What to produce
Find every line in the records below that holds the word "року" and copy it.

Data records
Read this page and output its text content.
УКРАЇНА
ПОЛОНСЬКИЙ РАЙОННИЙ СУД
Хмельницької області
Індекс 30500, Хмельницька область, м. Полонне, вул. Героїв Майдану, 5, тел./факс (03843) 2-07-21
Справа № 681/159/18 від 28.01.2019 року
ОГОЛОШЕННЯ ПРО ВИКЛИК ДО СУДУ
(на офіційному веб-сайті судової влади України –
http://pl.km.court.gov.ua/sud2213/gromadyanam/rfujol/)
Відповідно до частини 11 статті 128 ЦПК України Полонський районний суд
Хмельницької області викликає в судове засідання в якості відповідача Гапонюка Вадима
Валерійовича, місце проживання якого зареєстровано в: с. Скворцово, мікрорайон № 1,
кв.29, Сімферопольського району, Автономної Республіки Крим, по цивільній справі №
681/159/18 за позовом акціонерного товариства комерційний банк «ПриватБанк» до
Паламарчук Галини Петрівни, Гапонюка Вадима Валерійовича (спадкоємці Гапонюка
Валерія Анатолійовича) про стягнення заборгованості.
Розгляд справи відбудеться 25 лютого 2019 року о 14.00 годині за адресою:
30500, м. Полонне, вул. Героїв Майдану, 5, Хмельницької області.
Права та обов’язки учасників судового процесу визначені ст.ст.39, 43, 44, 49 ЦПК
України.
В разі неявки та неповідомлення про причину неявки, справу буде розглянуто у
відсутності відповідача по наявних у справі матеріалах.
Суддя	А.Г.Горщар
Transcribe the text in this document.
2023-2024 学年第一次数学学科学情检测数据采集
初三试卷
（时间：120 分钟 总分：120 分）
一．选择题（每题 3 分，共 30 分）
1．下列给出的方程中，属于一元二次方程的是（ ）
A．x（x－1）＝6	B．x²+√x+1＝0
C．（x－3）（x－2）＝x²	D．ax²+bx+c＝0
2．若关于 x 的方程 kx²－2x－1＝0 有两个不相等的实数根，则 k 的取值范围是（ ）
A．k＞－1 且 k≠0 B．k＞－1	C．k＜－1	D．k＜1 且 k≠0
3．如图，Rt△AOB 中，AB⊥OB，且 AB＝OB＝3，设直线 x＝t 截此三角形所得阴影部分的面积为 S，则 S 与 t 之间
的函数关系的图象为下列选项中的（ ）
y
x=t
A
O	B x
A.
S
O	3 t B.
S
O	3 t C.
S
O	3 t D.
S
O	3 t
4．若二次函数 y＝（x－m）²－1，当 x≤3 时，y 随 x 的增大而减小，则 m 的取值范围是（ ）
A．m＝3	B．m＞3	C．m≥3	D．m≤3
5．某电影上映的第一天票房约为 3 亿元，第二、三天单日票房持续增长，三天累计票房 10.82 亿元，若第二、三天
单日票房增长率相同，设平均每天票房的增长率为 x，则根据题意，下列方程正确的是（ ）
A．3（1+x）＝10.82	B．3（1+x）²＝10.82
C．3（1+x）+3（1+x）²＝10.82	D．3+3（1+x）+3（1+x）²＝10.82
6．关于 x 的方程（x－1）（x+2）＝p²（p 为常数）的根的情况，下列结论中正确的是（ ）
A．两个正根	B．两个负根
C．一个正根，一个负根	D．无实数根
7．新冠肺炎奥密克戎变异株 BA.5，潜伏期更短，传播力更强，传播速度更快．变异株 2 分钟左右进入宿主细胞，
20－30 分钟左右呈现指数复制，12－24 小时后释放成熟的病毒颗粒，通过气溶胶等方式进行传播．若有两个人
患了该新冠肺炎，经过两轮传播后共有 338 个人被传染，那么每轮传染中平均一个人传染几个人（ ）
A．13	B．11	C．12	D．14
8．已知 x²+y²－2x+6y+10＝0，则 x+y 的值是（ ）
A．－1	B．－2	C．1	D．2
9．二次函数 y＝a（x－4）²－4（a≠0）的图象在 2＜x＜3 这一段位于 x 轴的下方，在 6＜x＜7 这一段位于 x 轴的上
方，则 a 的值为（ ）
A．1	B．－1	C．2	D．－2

Response
Справа № 681/159/18 від 28.01.2019 року
Розгляд справи відбудеться 25 лютого 2019 року о 14.00 годині за адресою:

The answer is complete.